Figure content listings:
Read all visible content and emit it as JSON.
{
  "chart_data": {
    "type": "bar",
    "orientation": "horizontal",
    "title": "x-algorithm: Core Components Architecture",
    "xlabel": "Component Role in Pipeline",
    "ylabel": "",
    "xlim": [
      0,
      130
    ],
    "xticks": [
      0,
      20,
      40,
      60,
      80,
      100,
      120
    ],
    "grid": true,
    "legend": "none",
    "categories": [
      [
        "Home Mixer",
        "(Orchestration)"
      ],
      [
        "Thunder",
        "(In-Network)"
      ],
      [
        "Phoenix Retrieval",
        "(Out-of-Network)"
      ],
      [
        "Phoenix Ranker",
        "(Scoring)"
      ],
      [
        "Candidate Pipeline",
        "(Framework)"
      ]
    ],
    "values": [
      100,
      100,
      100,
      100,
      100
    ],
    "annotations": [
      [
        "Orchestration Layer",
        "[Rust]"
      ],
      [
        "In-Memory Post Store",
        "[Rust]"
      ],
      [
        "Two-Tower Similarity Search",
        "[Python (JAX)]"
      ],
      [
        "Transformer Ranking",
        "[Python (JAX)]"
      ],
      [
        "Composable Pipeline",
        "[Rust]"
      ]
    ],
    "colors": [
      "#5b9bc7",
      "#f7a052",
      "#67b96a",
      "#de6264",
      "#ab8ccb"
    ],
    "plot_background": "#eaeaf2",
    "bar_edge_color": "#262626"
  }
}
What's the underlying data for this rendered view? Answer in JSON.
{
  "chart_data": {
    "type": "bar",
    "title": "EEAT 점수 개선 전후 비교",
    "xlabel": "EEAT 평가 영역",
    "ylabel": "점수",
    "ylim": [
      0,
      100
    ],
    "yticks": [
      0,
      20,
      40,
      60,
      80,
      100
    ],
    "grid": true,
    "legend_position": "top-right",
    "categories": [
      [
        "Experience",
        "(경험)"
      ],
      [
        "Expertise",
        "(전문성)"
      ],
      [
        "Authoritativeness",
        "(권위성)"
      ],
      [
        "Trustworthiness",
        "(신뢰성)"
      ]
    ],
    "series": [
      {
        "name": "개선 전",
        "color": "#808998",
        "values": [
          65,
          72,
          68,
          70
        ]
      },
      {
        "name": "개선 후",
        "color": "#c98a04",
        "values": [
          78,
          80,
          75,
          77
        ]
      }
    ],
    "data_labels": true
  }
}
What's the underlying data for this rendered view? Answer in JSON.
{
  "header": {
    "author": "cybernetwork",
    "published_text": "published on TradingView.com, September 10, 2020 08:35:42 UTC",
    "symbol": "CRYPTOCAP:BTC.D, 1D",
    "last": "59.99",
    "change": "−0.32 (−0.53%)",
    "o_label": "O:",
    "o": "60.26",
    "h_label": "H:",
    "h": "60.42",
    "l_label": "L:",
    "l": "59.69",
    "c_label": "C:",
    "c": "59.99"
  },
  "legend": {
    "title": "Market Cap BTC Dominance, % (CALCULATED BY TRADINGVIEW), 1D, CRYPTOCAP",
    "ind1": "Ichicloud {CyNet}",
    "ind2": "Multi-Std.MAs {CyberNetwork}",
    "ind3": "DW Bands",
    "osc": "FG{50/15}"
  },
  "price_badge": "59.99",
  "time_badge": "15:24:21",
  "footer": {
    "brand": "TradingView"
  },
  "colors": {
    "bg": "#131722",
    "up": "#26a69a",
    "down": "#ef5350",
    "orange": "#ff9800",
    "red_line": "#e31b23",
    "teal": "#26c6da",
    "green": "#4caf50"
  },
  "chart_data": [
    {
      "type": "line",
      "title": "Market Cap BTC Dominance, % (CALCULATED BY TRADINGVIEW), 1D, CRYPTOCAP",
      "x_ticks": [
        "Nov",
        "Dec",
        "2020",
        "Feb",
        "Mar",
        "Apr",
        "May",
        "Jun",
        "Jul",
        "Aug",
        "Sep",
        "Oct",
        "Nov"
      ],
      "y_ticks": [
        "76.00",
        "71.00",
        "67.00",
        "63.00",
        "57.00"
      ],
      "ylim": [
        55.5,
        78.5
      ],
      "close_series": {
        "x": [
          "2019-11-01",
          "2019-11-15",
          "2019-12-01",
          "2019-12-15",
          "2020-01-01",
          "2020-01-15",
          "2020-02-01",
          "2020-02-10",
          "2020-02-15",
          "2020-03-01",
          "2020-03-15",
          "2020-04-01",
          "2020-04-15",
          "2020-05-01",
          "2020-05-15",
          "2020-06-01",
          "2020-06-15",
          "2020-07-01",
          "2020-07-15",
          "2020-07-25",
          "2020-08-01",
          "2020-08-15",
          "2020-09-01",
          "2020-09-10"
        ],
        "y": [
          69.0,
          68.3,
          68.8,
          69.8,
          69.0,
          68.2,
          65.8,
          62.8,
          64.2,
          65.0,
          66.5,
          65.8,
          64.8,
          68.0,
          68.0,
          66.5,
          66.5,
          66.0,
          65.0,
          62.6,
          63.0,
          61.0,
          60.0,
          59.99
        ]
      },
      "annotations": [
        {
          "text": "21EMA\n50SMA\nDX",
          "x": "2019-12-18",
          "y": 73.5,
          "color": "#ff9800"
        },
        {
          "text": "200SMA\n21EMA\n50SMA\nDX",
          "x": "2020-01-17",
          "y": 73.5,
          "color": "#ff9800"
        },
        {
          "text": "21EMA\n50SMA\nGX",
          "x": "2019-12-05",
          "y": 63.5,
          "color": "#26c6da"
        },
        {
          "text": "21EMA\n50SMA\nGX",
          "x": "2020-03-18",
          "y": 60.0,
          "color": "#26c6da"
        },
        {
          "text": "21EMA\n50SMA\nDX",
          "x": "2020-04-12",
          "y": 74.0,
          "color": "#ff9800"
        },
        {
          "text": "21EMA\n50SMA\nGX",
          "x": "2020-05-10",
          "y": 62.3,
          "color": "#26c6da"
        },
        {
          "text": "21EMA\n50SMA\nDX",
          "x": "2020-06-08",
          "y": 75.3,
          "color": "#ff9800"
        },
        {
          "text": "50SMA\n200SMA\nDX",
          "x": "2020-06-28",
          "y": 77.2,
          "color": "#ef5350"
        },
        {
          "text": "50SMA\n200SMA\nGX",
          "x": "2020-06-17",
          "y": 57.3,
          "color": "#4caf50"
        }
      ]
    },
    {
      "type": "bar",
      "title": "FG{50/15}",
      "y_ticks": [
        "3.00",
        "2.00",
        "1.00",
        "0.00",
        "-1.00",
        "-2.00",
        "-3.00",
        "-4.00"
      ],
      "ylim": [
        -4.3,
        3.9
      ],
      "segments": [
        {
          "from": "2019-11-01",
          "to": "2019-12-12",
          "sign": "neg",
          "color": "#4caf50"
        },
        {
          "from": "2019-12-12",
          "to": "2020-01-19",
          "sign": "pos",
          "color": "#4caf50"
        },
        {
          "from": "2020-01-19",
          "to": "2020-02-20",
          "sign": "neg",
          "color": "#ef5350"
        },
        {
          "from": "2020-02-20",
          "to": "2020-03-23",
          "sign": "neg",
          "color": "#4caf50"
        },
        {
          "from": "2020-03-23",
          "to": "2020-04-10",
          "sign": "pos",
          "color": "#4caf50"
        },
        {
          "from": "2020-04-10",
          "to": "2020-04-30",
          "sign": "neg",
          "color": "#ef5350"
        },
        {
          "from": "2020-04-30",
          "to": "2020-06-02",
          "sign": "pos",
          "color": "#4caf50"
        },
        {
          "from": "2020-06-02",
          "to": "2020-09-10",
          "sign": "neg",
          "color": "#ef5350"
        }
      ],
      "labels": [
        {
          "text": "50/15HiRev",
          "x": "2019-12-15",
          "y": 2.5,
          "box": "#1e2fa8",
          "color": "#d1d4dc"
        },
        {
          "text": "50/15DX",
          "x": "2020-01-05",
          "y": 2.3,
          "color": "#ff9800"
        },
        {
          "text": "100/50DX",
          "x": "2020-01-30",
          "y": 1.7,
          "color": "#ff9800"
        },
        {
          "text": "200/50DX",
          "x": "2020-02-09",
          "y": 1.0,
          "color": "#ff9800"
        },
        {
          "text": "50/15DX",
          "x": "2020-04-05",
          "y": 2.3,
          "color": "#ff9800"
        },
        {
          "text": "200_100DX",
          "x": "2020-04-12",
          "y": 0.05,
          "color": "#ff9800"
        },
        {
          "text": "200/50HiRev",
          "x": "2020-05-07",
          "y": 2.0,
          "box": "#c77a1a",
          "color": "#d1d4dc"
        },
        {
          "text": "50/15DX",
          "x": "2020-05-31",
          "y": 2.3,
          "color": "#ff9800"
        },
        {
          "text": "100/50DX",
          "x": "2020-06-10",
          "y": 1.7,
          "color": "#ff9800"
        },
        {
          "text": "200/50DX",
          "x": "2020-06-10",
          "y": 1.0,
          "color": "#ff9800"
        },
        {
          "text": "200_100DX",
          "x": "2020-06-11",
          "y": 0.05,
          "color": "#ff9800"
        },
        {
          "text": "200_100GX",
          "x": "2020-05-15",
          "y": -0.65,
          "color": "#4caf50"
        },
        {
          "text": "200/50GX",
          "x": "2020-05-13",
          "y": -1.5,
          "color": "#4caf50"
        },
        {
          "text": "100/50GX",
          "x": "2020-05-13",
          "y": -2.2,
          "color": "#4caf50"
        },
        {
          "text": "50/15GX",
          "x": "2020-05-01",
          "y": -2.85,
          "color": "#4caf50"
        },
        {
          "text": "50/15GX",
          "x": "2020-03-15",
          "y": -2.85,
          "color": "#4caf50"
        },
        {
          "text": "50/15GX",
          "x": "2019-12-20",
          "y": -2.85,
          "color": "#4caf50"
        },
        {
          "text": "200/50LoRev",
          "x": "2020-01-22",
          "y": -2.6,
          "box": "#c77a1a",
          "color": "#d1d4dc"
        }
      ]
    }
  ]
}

» WHAT YOU HAVE TO DO
Locate each line containing the string "Pipeline" and show it.

» OUTPUT BELOW
    "xlabel": "Component Role in Pipeline",
        "Candidate Pipeline",
        "Composable Pipeline",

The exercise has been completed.